▶ [TASK] Show all lines holding "Escludi".

▶ [DATA ROWS]
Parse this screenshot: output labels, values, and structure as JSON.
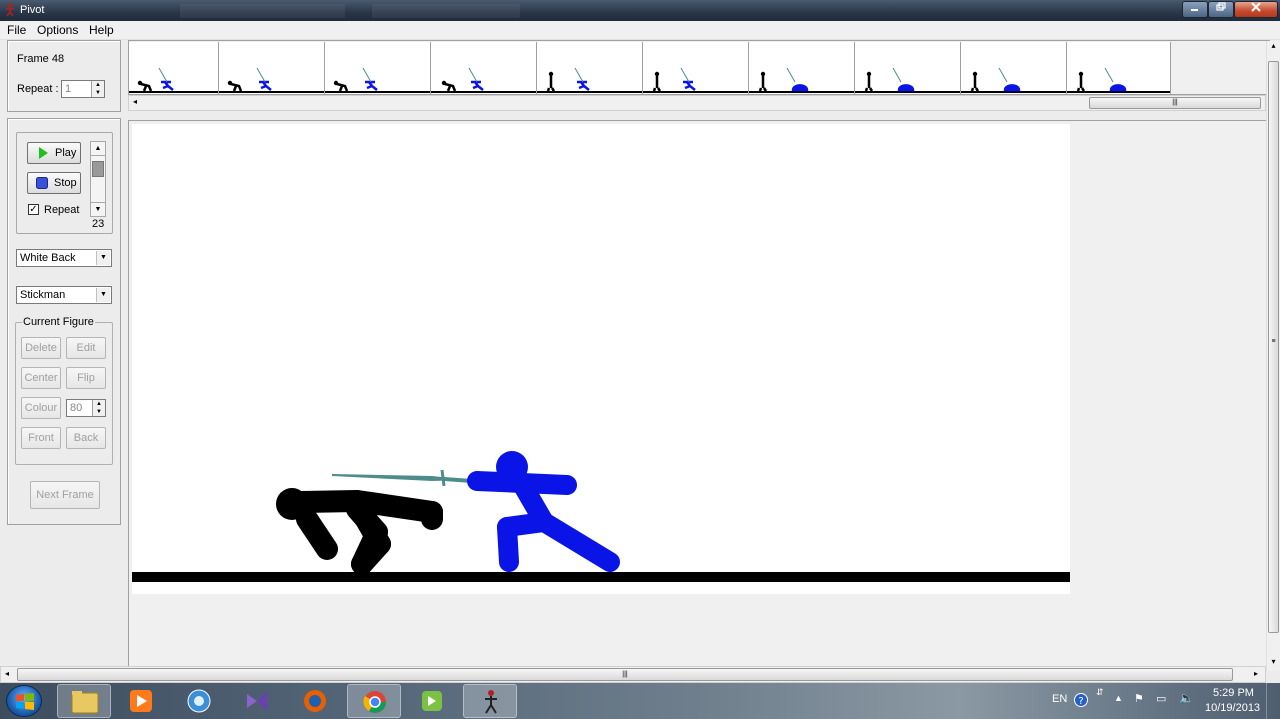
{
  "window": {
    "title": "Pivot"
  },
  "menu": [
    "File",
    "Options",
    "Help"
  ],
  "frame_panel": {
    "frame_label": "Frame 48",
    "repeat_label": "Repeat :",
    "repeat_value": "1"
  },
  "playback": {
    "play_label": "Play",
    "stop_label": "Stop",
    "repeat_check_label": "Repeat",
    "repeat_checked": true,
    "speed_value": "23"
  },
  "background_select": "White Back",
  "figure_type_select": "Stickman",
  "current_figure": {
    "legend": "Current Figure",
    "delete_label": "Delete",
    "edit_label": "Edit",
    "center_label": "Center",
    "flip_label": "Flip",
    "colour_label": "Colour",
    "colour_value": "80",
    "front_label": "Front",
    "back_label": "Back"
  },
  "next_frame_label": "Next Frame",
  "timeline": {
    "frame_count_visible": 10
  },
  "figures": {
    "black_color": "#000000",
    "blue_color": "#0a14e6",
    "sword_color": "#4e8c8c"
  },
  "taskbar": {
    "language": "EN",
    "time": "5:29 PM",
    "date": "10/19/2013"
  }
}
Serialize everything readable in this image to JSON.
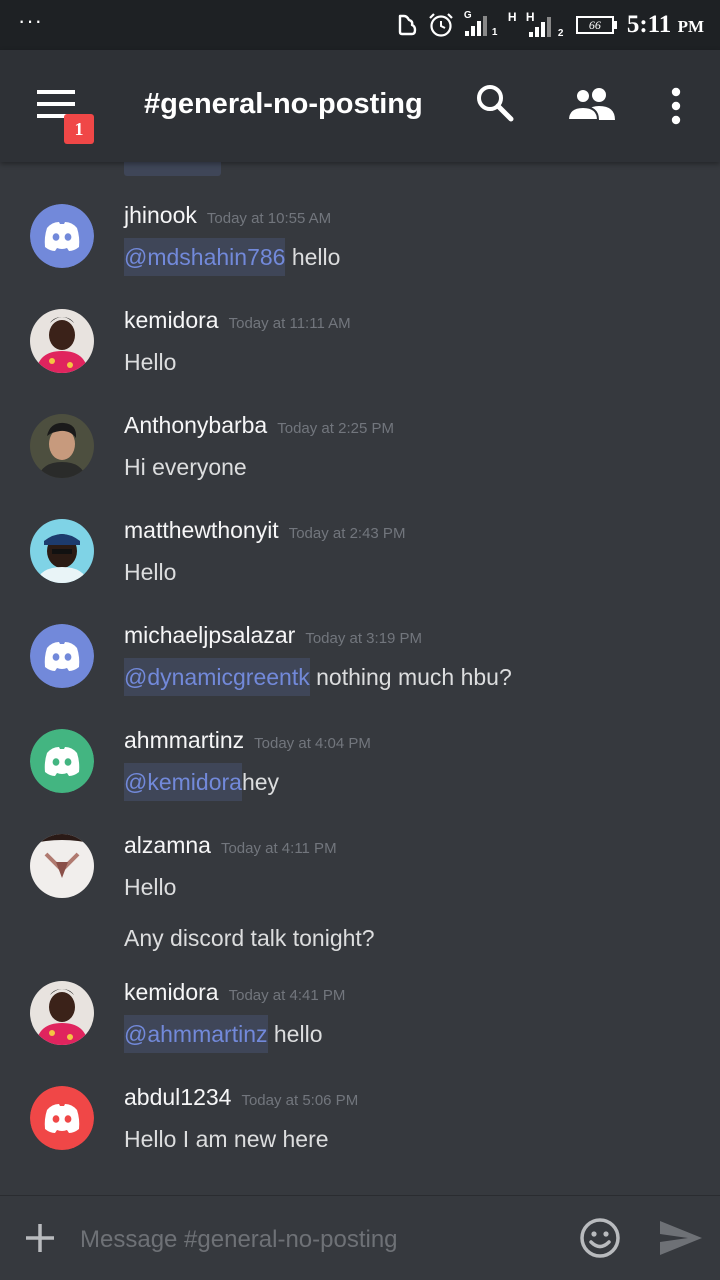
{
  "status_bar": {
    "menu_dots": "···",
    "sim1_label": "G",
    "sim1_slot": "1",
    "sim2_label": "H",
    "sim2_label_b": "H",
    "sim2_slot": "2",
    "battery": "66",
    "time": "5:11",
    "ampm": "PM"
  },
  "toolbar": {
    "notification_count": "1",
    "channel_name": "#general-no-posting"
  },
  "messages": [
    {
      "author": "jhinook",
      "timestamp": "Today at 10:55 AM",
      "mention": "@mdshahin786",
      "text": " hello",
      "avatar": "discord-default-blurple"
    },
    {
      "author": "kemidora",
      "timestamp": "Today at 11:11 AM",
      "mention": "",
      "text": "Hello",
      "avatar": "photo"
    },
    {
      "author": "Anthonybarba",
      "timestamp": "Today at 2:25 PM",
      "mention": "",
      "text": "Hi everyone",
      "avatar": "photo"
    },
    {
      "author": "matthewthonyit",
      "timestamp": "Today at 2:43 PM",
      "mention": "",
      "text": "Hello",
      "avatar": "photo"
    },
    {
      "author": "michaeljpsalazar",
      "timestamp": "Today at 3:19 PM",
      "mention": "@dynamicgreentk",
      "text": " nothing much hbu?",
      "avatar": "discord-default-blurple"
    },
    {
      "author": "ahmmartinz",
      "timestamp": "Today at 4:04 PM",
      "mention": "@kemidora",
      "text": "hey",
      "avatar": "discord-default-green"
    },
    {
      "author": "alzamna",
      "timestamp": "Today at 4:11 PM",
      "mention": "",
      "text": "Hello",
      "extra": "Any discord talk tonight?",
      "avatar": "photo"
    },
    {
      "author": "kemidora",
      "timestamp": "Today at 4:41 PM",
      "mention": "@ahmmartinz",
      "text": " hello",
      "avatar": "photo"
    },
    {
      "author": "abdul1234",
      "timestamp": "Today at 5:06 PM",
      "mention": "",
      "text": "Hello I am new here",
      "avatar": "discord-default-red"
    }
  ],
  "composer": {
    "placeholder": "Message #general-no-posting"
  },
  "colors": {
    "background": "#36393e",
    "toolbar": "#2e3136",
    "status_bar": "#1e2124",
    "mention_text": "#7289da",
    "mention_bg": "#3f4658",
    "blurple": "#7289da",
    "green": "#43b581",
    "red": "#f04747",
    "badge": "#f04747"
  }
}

==

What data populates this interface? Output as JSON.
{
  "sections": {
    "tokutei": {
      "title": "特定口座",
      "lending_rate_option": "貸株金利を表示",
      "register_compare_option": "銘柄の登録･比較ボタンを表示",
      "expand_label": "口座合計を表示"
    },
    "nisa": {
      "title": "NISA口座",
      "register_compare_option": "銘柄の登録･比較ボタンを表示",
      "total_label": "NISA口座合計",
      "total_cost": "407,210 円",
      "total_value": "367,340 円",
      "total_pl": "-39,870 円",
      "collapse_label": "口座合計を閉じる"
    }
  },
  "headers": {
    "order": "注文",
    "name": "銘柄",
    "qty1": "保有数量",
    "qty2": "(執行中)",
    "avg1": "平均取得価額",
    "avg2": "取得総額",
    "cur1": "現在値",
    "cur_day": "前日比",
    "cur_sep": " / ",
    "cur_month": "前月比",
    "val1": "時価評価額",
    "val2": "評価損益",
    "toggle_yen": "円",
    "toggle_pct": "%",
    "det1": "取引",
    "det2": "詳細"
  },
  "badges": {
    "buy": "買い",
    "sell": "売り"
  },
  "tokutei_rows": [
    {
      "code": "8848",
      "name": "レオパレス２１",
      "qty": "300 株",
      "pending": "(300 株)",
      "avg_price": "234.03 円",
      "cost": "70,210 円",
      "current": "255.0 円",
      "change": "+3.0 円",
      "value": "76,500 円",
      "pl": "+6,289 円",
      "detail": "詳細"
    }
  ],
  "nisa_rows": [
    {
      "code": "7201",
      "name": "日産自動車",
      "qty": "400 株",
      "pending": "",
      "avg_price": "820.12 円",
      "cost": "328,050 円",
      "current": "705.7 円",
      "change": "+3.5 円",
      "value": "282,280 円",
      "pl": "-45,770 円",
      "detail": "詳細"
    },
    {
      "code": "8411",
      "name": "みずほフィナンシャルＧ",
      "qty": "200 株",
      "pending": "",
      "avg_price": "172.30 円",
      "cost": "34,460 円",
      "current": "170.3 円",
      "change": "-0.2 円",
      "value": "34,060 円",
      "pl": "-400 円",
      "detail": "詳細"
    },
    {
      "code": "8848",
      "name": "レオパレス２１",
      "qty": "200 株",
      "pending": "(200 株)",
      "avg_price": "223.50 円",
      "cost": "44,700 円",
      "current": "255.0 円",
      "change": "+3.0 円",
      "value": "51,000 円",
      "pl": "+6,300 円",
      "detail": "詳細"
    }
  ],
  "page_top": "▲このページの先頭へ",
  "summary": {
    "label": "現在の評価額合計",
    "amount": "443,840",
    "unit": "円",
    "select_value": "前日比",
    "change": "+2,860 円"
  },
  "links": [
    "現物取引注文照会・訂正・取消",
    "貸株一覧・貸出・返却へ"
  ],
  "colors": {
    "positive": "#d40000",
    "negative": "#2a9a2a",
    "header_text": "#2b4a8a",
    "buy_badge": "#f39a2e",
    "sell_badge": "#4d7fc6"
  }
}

---

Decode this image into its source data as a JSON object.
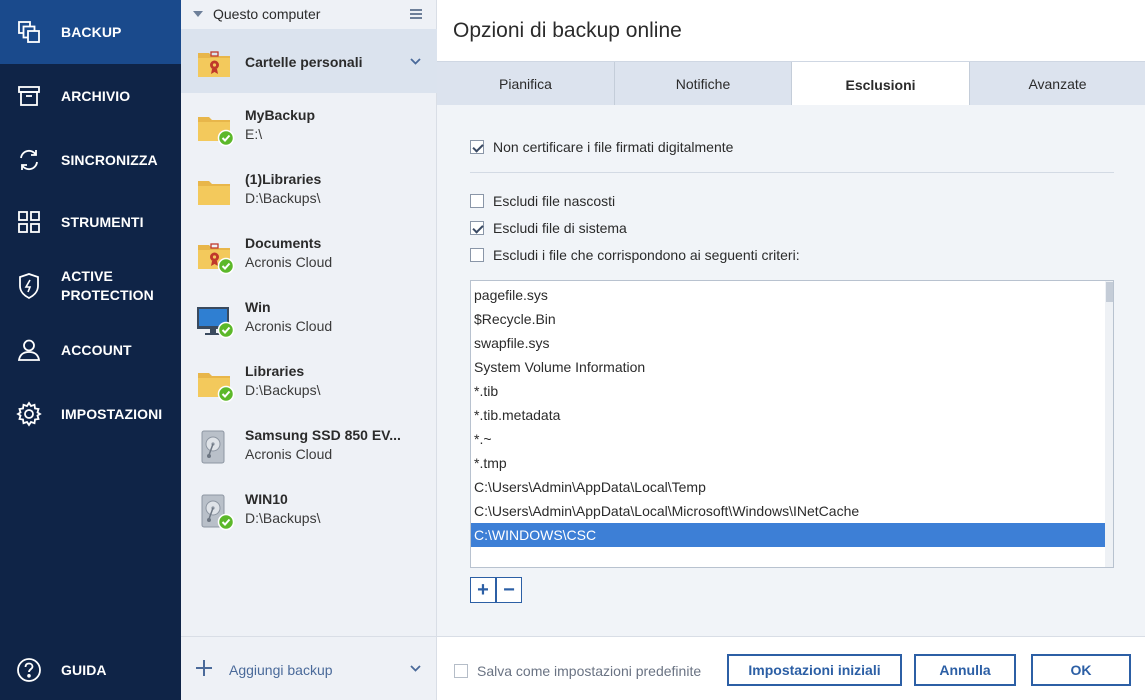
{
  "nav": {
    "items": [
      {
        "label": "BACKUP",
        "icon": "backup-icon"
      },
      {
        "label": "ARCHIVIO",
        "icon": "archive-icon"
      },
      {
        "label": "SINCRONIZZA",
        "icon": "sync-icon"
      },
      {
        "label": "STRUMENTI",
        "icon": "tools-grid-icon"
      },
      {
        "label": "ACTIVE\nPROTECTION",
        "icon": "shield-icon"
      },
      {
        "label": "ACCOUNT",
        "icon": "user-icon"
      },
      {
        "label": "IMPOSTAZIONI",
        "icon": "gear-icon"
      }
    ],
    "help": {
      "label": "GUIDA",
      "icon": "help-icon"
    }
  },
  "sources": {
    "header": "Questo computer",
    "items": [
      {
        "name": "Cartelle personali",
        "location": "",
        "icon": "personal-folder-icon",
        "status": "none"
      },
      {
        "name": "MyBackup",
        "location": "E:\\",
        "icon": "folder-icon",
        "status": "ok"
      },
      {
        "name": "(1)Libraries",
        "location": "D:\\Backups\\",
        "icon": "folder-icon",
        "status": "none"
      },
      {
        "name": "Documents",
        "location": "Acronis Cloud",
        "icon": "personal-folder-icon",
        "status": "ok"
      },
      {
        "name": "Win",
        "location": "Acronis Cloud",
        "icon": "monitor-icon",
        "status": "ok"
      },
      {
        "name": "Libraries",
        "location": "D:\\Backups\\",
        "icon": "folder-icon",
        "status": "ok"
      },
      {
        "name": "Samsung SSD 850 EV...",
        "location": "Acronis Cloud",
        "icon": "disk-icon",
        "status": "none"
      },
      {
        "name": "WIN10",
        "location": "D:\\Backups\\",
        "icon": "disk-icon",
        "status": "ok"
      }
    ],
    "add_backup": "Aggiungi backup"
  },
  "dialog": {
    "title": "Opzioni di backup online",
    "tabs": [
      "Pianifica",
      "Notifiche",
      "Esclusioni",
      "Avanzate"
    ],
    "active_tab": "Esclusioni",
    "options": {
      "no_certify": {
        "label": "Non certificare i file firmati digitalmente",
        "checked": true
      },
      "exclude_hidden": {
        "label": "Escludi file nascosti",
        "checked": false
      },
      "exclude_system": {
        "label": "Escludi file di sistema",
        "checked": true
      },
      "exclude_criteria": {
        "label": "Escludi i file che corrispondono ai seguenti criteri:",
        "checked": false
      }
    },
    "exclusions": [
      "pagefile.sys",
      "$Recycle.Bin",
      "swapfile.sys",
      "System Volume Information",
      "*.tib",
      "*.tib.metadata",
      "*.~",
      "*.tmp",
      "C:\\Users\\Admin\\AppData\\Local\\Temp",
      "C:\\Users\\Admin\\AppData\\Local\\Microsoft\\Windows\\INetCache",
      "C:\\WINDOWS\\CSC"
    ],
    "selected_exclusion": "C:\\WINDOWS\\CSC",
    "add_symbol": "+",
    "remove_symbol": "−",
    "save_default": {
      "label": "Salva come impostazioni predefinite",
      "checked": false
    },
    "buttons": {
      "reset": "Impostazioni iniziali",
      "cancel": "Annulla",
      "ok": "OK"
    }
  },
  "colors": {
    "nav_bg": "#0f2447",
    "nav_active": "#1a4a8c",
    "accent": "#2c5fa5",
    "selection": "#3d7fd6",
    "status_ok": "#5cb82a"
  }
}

▶ [SOLUTION TO THE PROBLEM]
        "label": "Escludi file nascosti",
        "label": "Escludi file di sistema",
        "label": "Escludi i file che corrispondono ai seguenti criteri:",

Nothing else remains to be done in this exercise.